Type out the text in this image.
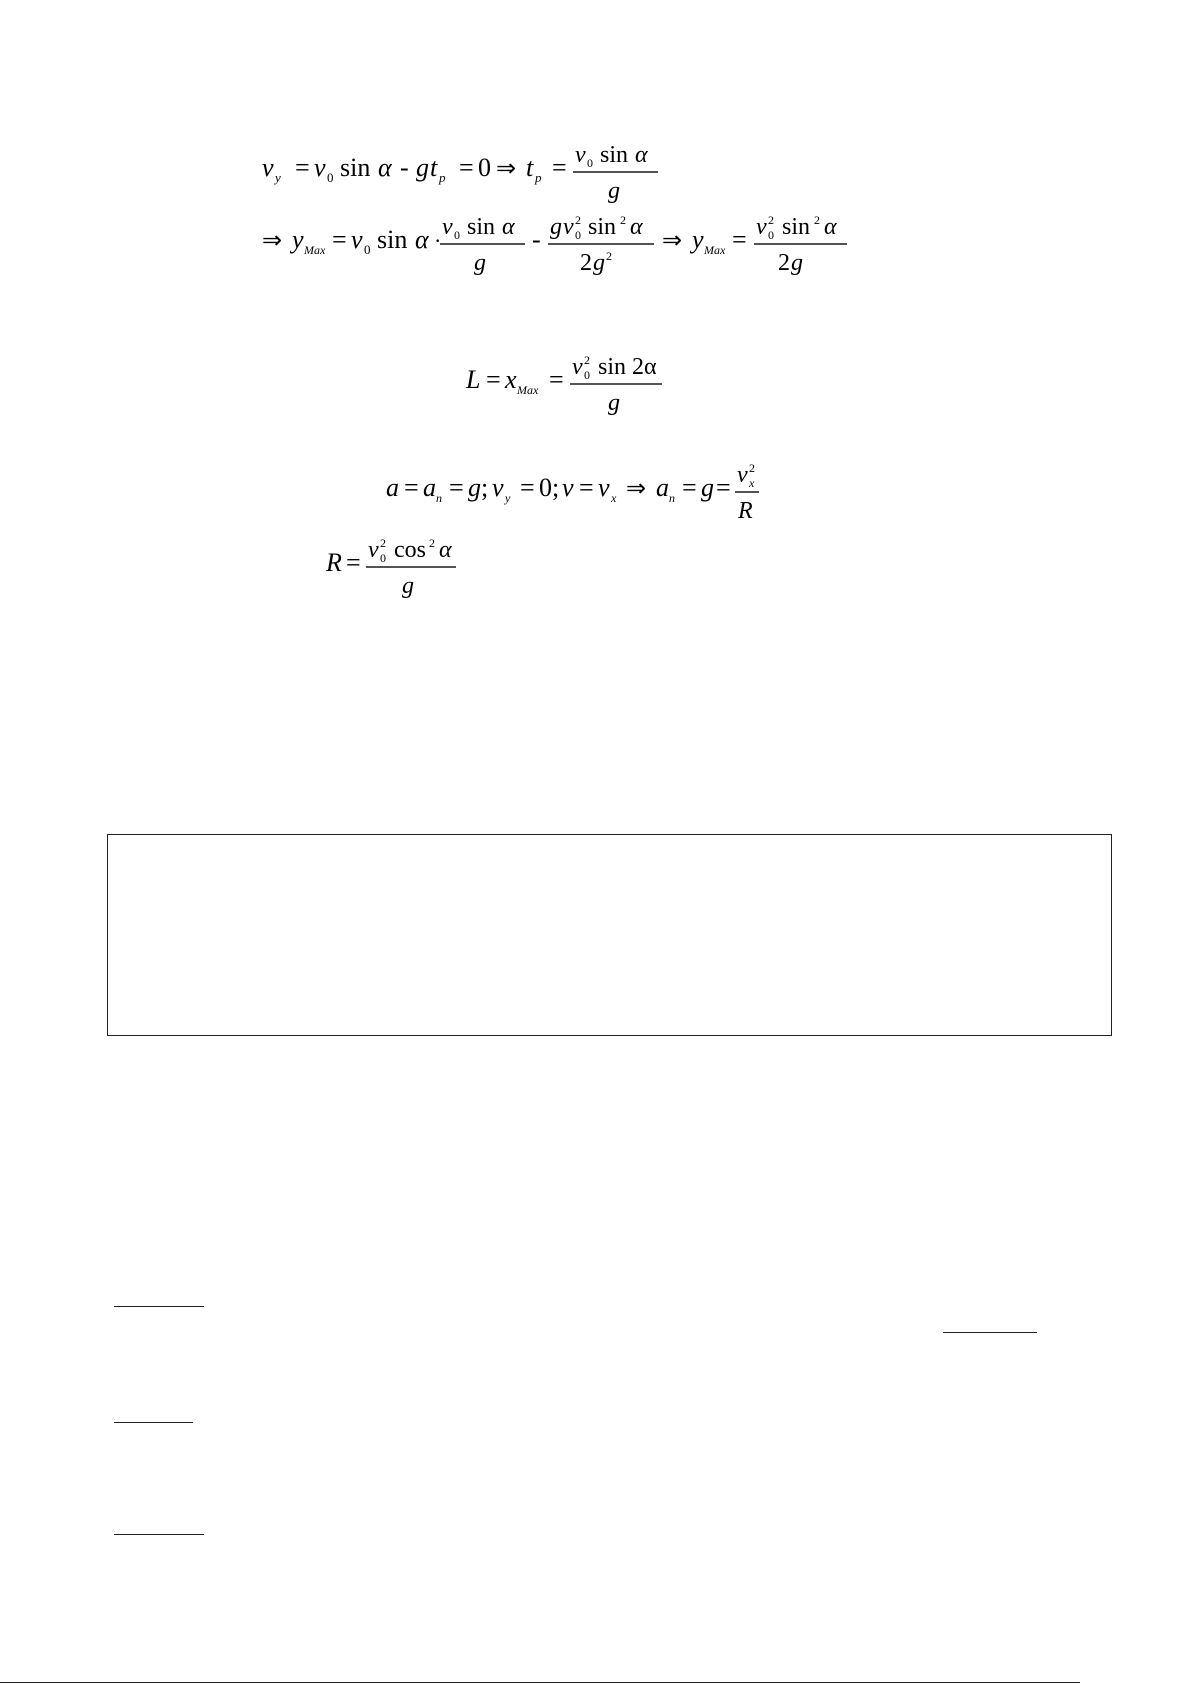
v y = v 0 sin α - g t p = 0 ⇒ t p = v 0 sin α
g
⇒ y Max = v 0 sin α ·
v 0 sin α
g
- g v 2
0 sin 2 α
2 g 2
⇒ y Max = v 2
0 sin 2 α
2 g
L = x Max = v 2
0 sin 2α
g
a = a n = g ; v y = 0 ; v = v x ⇒ a n = g = v 2
x
R
R = v 2
0 cos 2 α
g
== == ==
## DO THIS
Omit the pictures and restate the rest of the records verbatim.

## RESULT
Type out the text in this image.
v y = v 0 sin α - g t p = 0 ⇒ t p = v 0 sin α
g
⇒ y Max = v 0 sin α ·
v 0 sin α
g
- g v 2
0 sin 2 α
2 g 2
⇒ y Max = v 2
0 sin 2 α
2 g
L = x Max = v 2
0 sin 2α
g
a = a n = g ; v y = 0 ; v = v x ⇒ a n = g = v 2
x
R
R = v 2
0 cos 2 α
g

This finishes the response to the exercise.